--- BEGIN Supplied entries ---

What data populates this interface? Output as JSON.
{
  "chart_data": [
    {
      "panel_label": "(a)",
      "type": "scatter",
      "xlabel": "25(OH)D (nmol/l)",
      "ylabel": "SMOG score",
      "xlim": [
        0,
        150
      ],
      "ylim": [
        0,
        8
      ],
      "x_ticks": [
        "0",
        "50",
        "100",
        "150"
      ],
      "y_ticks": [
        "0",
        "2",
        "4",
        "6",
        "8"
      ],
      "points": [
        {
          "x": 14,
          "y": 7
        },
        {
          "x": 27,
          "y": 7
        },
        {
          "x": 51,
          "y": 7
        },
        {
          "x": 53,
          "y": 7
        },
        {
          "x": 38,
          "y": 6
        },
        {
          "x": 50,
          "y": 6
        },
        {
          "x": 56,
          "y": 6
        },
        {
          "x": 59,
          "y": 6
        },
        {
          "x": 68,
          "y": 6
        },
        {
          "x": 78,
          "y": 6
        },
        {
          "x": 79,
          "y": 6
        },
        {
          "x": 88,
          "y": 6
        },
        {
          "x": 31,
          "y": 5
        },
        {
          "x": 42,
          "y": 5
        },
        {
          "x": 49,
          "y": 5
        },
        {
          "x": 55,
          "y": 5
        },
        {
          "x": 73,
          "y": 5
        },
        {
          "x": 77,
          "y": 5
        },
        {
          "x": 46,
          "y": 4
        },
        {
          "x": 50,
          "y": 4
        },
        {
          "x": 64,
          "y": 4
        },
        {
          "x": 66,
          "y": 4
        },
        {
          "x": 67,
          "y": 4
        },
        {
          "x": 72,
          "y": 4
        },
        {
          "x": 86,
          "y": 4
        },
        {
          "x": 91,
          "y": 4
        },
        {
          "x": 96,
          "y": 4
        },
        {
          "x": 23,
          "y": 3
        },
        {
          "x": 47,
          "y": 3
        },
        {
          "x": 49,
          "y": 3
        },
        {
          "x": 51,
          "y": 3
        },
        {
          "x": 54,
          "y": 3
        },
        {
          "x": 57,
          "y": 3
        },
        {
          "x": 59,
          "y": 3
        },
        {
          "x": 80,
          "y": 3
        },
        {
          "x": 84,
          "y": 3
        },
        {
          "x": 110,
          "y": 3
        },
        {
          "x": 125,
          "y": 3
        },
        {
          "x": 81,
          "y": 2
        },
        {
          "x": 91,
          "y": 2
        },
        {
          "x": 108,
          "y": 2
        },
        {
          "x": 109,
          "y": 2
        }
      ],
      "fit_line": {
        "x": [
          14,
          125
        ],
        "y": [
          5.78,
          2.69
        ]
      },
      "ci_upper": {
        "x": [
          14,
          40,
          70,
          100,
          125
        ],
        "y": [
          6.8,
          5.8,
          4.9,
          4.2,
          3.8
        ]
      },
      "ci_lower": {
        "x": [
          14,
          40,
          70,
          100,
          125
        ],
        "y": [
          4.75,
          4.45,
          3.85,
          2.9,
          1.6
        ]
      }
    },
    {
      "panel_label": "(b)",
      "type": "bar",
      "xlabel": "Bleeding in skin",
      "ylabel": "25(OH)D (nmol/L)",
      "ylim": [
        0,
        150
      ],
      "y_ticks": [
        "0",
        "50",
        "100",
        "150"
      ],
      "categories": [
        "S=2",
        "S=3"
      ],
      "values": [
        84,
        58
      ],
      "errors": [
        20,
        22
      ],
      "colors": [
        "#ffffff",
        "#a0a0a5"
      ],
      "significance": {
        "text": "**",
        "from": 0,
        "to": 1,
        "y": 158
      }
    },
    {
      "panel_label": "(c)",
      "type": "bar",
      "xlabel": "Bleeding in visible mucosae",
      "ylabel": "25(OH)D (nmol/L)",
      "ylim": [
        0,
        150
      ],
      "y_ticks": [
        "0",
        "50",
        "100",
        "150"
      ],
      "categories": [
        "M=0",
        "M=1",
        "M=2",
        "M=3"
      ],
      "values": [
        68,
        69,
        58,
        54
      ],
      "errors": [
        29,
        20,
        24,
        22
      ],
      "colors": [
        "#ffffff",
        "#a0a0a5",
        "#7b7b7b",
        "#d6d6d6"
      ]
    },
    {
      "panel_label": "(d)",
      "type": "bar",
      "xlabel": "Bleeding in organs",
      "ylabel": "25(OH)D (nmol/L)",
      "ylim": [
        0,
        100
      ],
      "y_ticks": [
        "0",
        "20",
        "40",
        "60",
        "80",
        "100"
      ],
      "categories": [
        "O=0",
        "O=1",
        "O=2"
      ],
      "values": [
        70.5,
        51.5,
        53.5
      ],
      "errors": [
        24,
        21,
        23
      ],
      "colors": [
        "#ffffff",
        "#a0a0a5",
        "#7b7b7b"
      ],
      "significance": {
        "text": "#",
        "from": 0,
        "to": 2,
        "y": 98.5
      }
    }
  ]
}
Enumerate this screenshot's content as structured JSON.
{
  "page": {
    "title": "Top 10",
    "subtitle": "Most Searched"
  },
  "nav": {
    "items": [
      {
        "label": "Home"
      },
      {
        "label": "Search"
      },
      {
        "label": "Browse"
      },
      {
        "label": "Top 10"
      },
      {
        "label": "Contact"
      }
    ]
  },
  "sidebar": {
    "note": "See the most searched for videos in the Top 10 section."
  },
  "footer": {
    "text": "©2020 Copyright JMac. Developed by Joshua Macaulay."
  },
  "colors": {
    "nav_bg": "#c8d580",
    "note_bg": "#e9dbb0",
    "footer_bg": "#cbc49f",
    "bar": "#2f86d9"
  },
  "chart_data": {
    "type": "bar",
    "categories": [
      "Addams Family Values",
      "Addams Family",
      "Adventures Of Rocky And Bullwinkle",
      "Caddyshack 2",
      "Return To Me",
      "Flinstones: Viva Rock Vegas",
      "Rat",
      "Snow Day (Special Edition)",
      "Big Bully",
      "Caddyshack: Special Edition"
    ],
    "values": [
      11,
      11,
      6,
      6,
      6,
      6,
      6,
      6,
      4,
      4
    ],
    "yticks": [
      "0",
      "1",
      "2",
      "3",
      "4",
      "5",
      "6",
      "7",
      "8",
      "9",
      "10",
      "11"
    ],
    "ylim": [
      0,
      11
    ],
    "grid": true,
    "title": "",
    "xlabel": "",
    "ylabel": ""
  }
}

--- END Supplied entries ---

■ Goal
Copy every record exactly, with nothing added or dropped.

■ Right answer
What data populates this interface? Output as JSON.
{
  "chart_data": [
    {
      "panel_label": "(a)",
      "type": "scatter",
      "xlabel": "25(OH)D (nmol/l)",
      "ylabel": "SMOG score",
      "xlim": [
        0,
        150
      ],
      "ylim": [
        0,
        8
      ],
      "x_ticks": [
        "0",
        "50",
        "100",
        "150"
      ],
      "y_ticks": [
        "0",
        "2",
        "4",
        "6",
        "8"
      ],
      "points": [
        {
          "x": 14,
          "y": 7
        },
        {
          "x": 27,
          "y": 7
        },
        {
          "x": 51,
          "y": 7
        },
        {
          "x": 53,
          "y": 7
        },
        {
          "x": 38,
          "y": 6
        },
        {
          "x": 50,
          "y": 6
        },
        {
          "x": 56,
          "y": 6
        },
        {
          "x": 59,
          "y": 6
        },
        {
          "x": 68,
          "y": 6
        },
        {
          "x": 78,
          "y": 6
        },
        {
          "x": 79,
          "y": 6
        },
        {
          "x": 88,
          "y": 6
        },
        {
          "x": 31,
          "y": 5
        },
        {
          "x": 42,
          "y": 5
        },
        {
          "x": 49,
          "y": 5
        },
        {
          "x": 55,
          "y": 5
        },
        {
          "x": 73,
          "y": 5
        },
        {
          "x": 77,
          "y": 5
        },
        {
          "x": 46,
          "y": 4
        },
        {
          "x": 50,
          "y": 4
        },
        {
          "x": 64,
          "y": 4
        },
        {
          "x": 66,
          "y": 4
        },
        {
          "x": 67,
          "y": 4
        },
        {
          "x": 72,
          "y": 4
        },
        {
          "x": 86,
          "y": 4
        },
        {
          "x": 91,
          "y": 4
        },
        {
          "x": 96,
          "y": 4
        },
        {
          "x": 23,
          "y": 3
        },
        {
          "x": 47,
          "y": 3
        },
        {
          "x": 49,
          "y": 3
        },
        {
          "x": 51,
          "y": 3
        },
        {
          "x": 54,
          "y": 3
        },
        {
          "x": 57,
          "y": 3
        },
        {
          "x": 59,
          "y": 3
        },
        {
          "x": 80,
          "y": 3
        },
        {
          "x": 84,
          "y": 3
        },
        {
          "x": 110,
          "y": 3
        },
        {
          "x": 125,
          "y": 3
        },
        {
          "x": 81,
          "y": 2
        },
        {
          "x": 91,
          "y": 2
        },
        {
          "x": 108,
          "y": 2
        },
        {
          "x": 109,
          "y": 2
        }
      ],
      "fit_line": {
        "x": [
          14,
          125
        ],
        "y": [
          5.78,
          2.69
        ]
      },
      "ci_upper": {
        "x": [
          14,
          40,
          70,
          100,
          125
        ],
        "y": [
          6.8,
          5.8,
          4.9,
          4.2,
          3.8
        ]
      },
      "ci_lower": {
        "x": [
          14,
          40,
          70,
          100,
          125
        ],
        "y": [
          4.75,
          4.45,
          3.85,
          2.9,
          1.6
        ]
      }
    },
    {
      "panel_label": "(b)",
      "type": "bar",
      "xlabel": "Bleeding in skin",
      "ylabel": "25(OH)D (nmol/L)",
      "ylim": [
        0,
        150
      ],
      "y_ticks": [
        "0",
        "50",
        "100",
        "150"
      ],
      "categories": [
        "S=2",
        "S=3"
      ],
      "values": [
        84,
        58
      ],
      "errors": [
        20,
        22
      ],
      "colors": [
        "#ffffff",
        "#a0a0a5"
      ],
      "significance": {
        "text": "**",
        "from": 0,
        "to": 1,
        "y": 158
      }
    },
    {
      "panel_label": "(c)",
      "type": "bar",
      "xlabel": "Bleeding in visible mucosae",
      "ylabel": "25(OH)D (nmol/L)",
      "ylim": [
        0,
        150
      ],
      "y_ticks": [
        "0",
        "50",
        "100",
        "150"
      ],
      "categories": [
        "M=0",
        "M=1",
        "M=2",
        "M=3"
      ],
      "values": [
        68,
        69,
        58,
        54
      ],
      "errors": [
        29,
        20,
        24,
        22
      ],
      "colors": [
        "#ffffff",
        "#a0a0a5",
        "#7b7b7b",
        "#d6d6d6"
      ]
    },
    {
      "panel_label": "(d)",
      "type": "bar",
      "xlabel": "Bleeding in organs",
      "ylabel": "25(OH)D (nmol/L)",
      "ylim": [
        0,
        100
      ],
      "y_ticks": [
        "0",
        "20",
        "40",
        "60",
        "80",
        "100"
      ],
      "categories": [
        "O=0",
        "O=1",
        "O=2"
      ],
      "values": [
        70.5,
        51.5,
        53.5
      ],
      "errors": [
        24,
        21,
        23
      ],
      "colors": [
        "#ffffff",
        "#a0a0a5",
        "#7b7b7b"
      ],
      "significance": {
        "text": "#",
        "from": 0,
        "to": 2,
        "y": 98.5
      }
    }
  ]
}
Enumerate this screenshot's content as structured JSON.
{
  "page": {
    "title": "Top 10",
    "subtitle": "Most Searched"
  },
  "nav": {
    "items": [
      {
        "label": "Home"
      },
      {
        "label": "Search"
      },
      {
        "label": "Browse"
      },
      {
        "label": "Top 10"
      },
      {
        "label": "Contact"
      }
    ]
  },
  "sidebar": {
    "note": "See the most searched for videos in the Top 10 section."
  },
  "footer": {
    "text": "©2020 Copyright JMac. Developed by Joshua Macaulay."
  },
  "colors": {
    "nav_bg": "#c8d580",
    "note_bg": "#e9dbb0",
    "footer_bg": "#cbc49f",
    "bar": "#2f86d9"
  },
  "chart_data": {
    "type": "bar",
    "categories": [
      "Addams Family Values",
      "Addams Family",
      "Adventures Of Rocky And Bullwinkle",
      "Caddyshack 2",
      "Return To Me",
      "Flinstones: Viva Rock Vegas",
      "Rat",
      "Snow Day (Special Edition)",
      "Big Bully",
      "Caddyshack: Special Edition"
    ],
    "values": [
      11,
      11,
      6,
      6,
      6,
      6,
      6,
      6,
      4,
      4
    ],
    "yticks": [
      "0",
      "1",
      "2",
      "3",
      "4",
      "5",
      "6",
      "7",
      "8",
      "9",
      "10",
      "11"
    ],
    "ylim": [
      0,
      11
    ],
    "grid": true,
    "title": "",
    "xlabel": "",
    "ylabel": ""
  }
}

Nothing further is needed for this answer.